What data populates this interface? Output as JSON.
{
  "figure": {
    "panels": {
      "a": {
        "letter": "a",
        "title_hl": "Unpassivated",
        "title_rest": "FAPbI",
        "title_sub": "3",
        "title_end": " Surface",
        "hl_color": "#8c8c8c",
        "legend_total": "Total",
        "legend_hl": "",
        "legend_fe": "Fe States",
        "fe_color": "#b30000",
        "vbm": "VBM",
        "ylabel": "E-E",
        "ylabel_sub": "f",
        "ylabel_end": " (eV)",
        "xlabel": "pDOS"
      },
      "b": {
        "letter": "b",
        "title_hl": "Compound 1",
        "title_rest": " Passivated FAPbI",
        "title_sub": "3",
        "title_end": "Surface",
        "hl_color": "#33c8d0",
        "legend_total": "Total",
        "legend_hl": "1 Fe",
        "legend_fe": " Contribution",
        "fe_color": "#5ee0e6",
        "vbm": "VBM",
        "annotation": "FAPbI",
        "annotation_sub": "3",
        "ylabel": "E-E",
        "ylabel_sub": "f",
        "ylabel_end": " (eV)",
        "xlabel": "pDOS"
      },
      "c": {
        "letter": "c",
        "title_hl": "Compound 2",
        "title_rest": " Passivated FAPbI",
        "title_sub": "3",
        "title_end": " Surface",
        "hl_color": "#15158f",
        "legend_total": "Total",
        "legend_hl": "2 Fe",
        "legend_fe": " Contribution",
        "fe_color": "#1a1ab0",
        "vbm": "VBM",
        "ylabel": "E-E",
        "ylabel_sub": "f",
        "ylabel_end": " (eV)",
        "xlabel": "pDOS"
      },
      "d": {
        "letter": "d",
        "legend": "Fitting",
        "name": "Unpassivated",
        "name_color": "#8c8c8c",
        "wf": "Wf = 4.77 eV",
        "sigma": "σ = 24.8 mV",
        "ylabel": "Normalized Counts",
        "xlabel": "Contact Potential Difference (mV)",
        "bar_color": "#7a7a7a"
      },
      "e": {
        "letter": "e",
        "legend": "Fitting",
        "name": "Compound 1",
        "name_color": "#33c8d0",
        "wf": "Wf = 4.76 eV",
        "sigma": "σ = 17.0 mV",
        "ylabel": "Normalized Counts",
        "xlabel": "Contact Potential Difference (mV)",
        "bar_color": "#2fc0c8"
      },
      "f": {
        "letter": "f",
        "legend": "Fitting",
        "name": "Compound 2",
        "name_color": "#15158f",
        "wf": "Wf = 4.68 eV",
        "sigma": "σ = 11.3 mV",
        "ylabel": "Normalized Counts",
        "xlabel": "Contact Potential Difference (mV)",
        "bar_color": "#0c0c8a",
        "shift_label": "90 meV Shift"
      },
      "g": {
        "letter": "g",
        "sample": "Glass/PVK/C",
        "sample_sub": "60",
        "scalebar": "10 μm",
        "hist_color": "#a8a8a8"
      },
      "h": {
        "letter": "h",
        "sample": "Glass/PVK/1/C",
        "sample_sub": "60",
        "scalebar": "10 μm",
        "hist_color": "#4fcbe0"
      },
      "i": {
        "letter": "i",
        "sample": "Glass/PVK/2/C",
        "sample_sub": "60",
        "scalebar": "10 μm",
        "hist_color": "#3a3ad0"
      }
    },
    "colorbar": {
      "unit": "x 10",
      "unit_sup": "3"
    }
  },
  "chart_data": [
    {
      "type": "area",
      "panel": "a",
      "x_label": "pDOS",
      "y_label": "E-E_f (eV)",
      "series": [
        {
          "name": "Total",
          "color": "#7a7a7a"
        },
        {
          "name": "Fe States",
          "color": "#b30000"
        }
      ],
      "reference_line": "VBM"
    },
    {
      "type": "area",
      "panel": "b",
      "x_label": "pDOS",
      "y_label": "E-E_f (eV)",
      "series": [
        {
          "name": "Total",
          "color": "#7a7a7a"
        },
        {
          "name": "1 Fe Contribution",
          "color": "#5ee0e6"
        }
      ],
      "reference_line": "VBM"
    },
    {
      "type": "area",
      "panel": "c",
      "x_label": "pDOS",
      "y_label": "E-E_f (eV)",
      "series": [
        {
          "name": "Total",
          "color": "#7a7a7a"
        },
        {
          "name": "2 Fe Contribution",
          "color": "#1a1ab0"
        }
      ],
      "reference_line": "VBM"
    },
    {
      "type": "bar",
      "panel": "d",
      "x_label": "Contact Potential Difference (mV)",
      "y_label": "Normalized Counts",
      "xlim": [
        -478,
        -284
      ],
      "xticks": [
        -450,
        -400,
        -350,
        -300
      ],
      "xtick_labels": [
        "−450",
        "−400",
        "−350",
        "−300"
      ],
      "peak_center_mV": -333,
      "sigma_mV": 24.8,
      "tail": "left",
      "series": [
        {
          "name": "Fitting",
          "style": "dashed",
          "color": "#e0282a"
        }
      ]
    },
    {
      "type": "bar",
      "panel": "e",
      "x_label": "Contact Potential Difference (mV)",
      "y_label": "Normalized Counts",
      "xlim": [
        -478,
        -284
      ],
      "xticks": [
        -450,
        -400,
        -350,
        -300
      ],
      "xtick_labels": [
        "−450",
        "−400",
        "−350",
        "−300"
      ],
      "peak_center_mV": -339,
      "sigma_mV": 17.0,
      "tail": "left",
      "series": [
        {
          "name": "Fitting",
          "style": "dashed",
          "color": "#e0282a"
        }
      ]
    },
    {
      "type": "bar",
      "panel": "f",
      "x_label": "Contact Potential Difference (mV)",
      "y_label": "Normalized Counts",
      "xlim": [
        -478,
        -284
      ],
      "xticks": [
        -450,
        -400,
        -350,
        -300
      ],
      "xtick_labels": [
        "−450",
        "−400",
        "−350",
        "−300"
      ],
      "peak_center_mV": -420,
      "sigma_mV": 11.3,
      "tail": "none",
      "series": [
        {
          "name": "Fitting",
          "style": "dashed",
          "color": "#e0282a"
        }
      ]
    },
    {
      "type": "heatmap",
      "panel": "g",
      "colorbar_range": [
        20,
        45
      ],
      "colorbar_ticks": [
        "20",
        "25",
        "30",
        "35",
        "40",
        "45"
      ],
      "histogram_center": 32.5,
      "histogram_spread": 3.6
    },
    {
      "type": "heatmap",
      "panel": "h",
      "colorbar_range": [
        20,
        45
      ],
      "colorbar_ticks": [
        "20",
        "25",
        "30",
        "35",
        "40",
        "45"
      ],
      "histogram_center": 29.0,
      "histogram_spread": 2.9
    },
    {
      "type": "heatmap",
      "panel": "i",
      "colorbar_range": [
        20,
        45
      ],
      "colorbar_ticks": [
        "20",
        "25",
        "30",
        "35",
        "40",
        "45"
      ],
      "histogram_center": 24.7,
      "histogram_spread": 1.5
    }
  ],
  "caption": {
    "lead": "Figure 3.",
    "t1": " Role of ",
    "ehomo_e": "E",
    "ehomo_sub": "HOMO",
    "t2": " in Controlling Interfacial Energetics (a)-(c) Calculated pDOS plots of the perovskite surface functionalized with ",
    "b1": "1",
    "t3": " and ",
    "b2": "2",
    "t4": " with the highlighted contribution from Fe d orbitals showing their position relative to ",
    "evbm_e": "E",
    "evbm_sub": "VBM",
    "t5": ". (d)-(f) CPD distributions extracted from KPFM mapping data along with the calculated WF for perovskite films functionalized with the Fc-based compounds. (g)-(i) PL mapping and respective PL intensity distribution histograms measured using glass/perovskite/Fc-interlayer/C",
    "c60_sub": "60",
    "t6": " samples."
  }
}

☆ ☆ ☆

• **DIRECTION**:
List each line in the listing that contains the string "letter".

• **REPLY**:
        "letter": "a",
        "letter": "b",
        "letter": "c",
        "letter": "d",
        "letter": "e",
        "letter": "f",
        "letter": "g",
        "letter": "h",
        "letter": "i",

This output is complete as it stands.